(Data tied to figure images)
--------------------------------------------------
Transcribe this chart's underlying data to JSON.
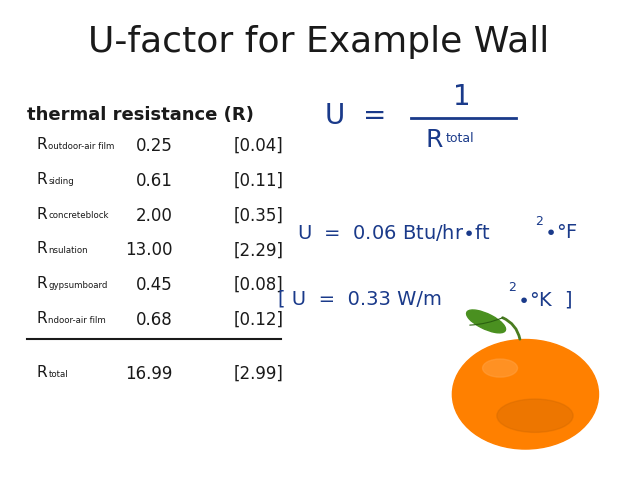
{
  "title": "U-factor for Example Wall",
  "title_fontsize": 26,
  "title_color": "#1a1a1a",
  "background_color": "#ffffff",
  "table_header": "thermal resistance (R)",
  "table_header_fontsize": 13,
  "rows": [
    {
      "label_big": "R",
      "label_small": "outdoor-air film",
      "val_ip": "0.25",
      "val_si": "[0.04]"
    },
    {
      "label_big": "R",
      "label_small": "siding",
      "val_ip": "0.61",
      "val_si": "[0.11]"
    },
    {
      "label_big": "R",
      "label_small": "concreteblock",
      "val_ip": "2.00",
      "val_si": "[0.35]"
    },
    {
      "label_big": "R",
      "label_small": "nsulation",
      "val_ip": "13.00",
      "val_si": "[2.29]"
    },
    {
      "label_big": "R",
      "label_small": "gypsumboard",
      "val_ip": "0.45",
      "val_si": "[0.08]"
    },
    {
      "label_big": "R",
      "label_small": "ndoor-air film",
      "val_ip": "0.68",
      "val_si": "[0.12]"
    }
  ],
  "total_label_big": "R",
  "total_label_small": "total",
  "total_val_ip": "16.99",
  "total_val_si": "[2.99]",
  "formula_color": "#1a3a8a",
  "text_color": "#1a1a1a",
  "line_color": "#1a1a1a"
}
--------------------------------------------------
Task details — Check each line above for the string "film" and show the ones that have it.

Completed exercise —
      "label_small": "outdoor-air film",
      "label_small": "ndoor-air film",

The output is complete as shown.